> [WHAT YOU WILL DO]
Leave out the pictures and copy each record below exactly.

> [GIVEN DATA]
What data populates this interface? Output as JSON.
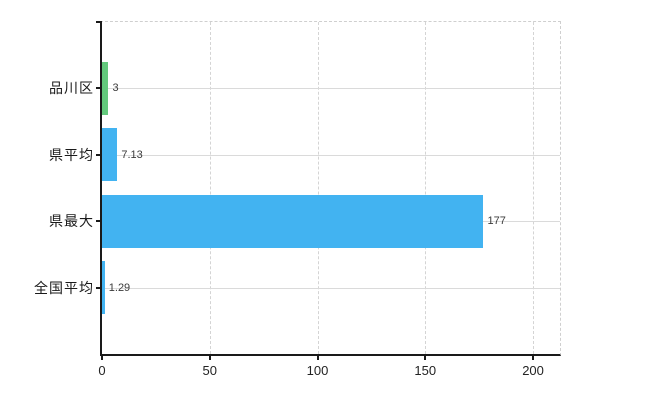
{
  "chart_data": {
    "type": "bar",
    "orientation": "horizontal",
    "title": "",
    "categories": [
      "品川区",
      "県平均",
      "県最大",
      "全国平均"
    ],
    "values": [
      3,
      7.13,
      177,
      1.29
    ],
    "value_labels": [
      "3",
      "7.13",
      "177",
      "1.29"
    ],
    "series": [
      {
        "name": "値",
        "values": [
          3,
          7.13,
          177,
          1.29
        ]
      }
    ],
    "bar_colors": [
      "#63c97c",
      "#42b3f1",
      "#42b3f1",
      "#42b3f1"
    ],
    "highlight_color": "#63c97c",
    "default_color": "#42b3f1",
    "x_tick_labels": [
      "0",
      "50",
      "100",
      "150",
      "200"
    ],
    "x_tick_values": [
      0,
      50,
      100,
      150,
      200
    ],
    "xlim": [
      0,
      212.5
    ],
    "xlabel": "",
    "ylabel": "",
    "legend": "none",
    "grid": {
      "vertical": "dashed",
      "horizontal": "solid"
    },
    "colors": {
      "axis": "#1a1a1a",
      "vertical_grid": "#d4d4d4",
      "horizontal_grid": "#dadada",
      "plot_border_dashed": "#cfcfcf",
      "value_label_text": "#3a3a3a",
      "category_label_text": "#1a1a1a",
      "tick_label_text": "#232323",
      "background": "#ffffff"
    }
  }
}
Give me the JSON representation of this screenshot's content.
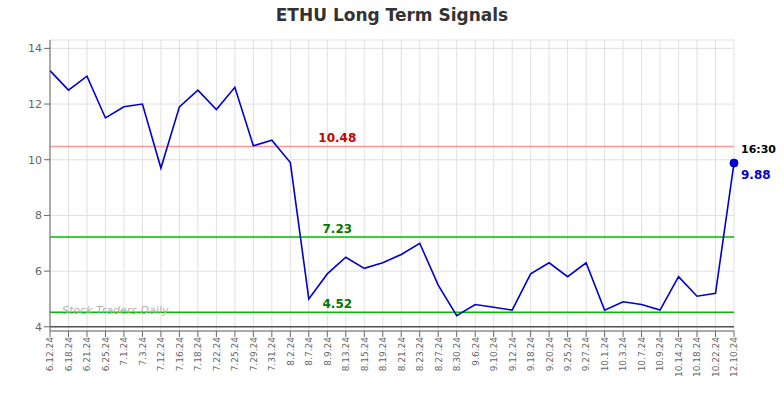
{
  "chart_data": {
    "type": "line",
    "title": "ETHU Long Term Signals",
    "categories": [
      "6.12.24",
      "6.18.24",
      "6.21.24",
      "6.25.24",
      "7.1.24",
      "7.3.24",
      "7.12.24",
      "7.16.24",
      "7.18.24",
      "7.22.24",
      "7.25.24",
      "7.29.24",
      "7.31.24",
      "8.2.24",
      "8.7.24",
      "8.9.24",
      "8.13.24",
      "8.15.24",
      "8.19.24",
      "8.21.24",
      "8.23.24",
      "8.27.24",
      "8.30.24",
      "9.6.24",
      "9.10.24",
      "9.12.24",
      "9.18.24",
      "9.20.24",
      "9.25.24",
      "9.27.24",
      "10.1.24",
      "10.3.24",
      "10.7.24",
      "10.9.24",
      "10.14.24",
      "10.18.24",
      "10.22.24",
      "12.10.24"
    ],
    "values": [
      13.2,
      12.5,
      13.0,
      11.5,
      11.9,
      12.0,
      9.7,
      11.9,
      12.5,
      11.8,
      12.6,
      10.5,
      10.7,
      9.9,
      5.0,
      5.9,
      6.5,
      6.1,
      6.3,
      6.6,
      7.0,
      5.5,
      4.4,
      4.8,
      4.7,
      4.6,
      5.9,
      6.3,
      5.8,
      6.3,
      4.6,
      4.9,
      4.8,
      4.6,
      5.8,
      5.1,
      5.2,
      9.88
    ],
    "color": "#0000cc",
    "ylim": [
      3.85,
      14.3
    ],
    "yticks": [
      4,
      6,
      8,
      10,
      12,
      14
    ],
    "grid": true,
    "hlines": [
      {
        "value": 10.48,
        "color": "#ff9999",
        "label": "10.48",
        "label_color": "#cc0000"
      },
      {
        "value": 7.23,
        "color": "#00bb00",
        "label": "7.23",
        "label_color": "#007700"
      },
      {
        "value": 4.52,
        "color": "#00bb00",
        "label": "4.52",
        "label_color": "#007700"
      },
      {
        "value": 4.0,
        "color": "#555555"
      }
    ],
    "last_point": {
      "time_label": "16:30",
      "time_color": "#000000",
      "price_label": "9.88",
      "color": "#0000cc"
    },
    "watermark": "Stock Traders Daily",
    "watermark_color": "#b0b0b0"
  }
}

> [EXPECTED OUTPUT]
What data populates this interface? Output as JSON.
{
  "chart_data": {
    "type": "bar",
    "orientation": "horizontal",
    "title": "",
    "categories": [
      "品川区",
      "県平均",
      "県最大",
      "全国平均"
    ],
    "values": [
      3,
      7.13,
      177,
      1.29
    ],
    "value_labels": [
      "3",
      "7.13",
      "177",
      "1.29"
    ],
    "series": [
      {
        "name": "値",
        "values": [
          3,
          7.13,
          177,
          1.29
        ]
      }
    ],
    "bar_colors": [
      "#63c97c",
      "#42b3f1",
      "#42b3f1",
      "#42b3f1"
    ],
    "highlight_color": "#63c97c",
    "default_color": "#42b3f1",
    "x_tick_labels": [
      "0",
      "50",
      "100",
      "150",
      "200"
    ],
    "x_tick_values": [
      0,
      50,
      100,
      150,
      200
    ],
    "xlim": [
      0,
      212.5
    ],
    "xlabel": "",
    "ylabel": "",
    "legend": "none",
    "grid": {
      "vertical": "dashed",
      "horizontal": "solid"
    },
    "colors": {
      "axis": "#1a1a1a",
      "vertical_grid": "#d4d4d4",
      "horizontal_grid": "#dadada",
      "plot_border_dashed": "#cfcfcf",
      "value_label_text": "#3a3a3a",
      "category_label_text": "#1a1a1a",
      "tick_label_text": "#232323",
      "background": "#ffffff"
    }
  }
}
Give me the JSON representation of this screenshot's content.
{
  "chart_data": {
    "type": "line",
    "title": "ETHU Long Term Signals",
    "categories": [
      "6.12.24",
      "6.18.24",
      "6.21.24",
      "6.25.24",
      "7.1.24",
      "7.3.24",
      "7.12.24",
      "7.16.24",
      "7.18.24",
      "7.22.24",
      "7.25.24",
      "7.29.24",
      "7.31.24",
      "8.2.24",
      "8.7.24",
      "8.9.24",
      "8.13.24",
      "8.15.24",
      "8.19.24",
      "8.21.24",
      "8.23.24",
      "8.27.24",
      "8.30.24",
      "9.6.24",
      "9.10.24",
      "9.12.24",
      "9.18.24",
      "9.20.24",
      "9.25.24",
      "9.27.24",
      "10.1.24",
      "10.3.24",
      "10.7.24",
      "10.9.24",
      "10.14.24",
      "10.18.24",
      "10.22.24",
      "12.10.24"
    ],
    "values": [
      13.2,
      12.5,
      13.0,
      11.5,
      11.9,
      12.0,
      9.7,
      11.9,
      12.5,
      11.8,
      12.6,
      10.5,
      10.7,
      9.9,
      5.0,
      5.9,
      6.5,
      6.1,
      6.3,
      6.6,
      7.0,
      5.5,
      4.4,
      4.8,
      4.7,
      4.6,
      5.9,
      6.3,
      5.8,
      6.3,
      4.6,
      4.9,
      4.8,
      4.6,
      5.8,
      5.1,
      5.2,
      9.88
    ],
    "color": "#0000cc",
    "ylim": [
      3.85,
      14.3
    ],
    "yticks": [
      4,
      6,
      8,
      10,
      12,
      14
    ],
    "grid": true,
    "hlines": [
      {
        "value": 10.48,
        "color": "#ff9999",
        "label": "10.48",
        "label_color": "#cc0000"
      },
      {
        "value": 7.23,
        "color": "#00bb00",
        "label": "7.23",
        "label_color": "#007700"
      },
      {
        "value": 4.52,
        "color": "#00bb00",
        "label": "4.52",
        "label_color": "#007700"
      },
      {
        "value": 4.0,
        "color": "#555555"
      }
    ],
    "last_point": {
      "time_label": "16:30",
      "time_color": "#000000",
      "price_label": "9.88",
      "color": "#0000cc"
    },
    "watermark": "Stock Traders Daily",
    "watermark_color": "#b0b0b0"
  }
}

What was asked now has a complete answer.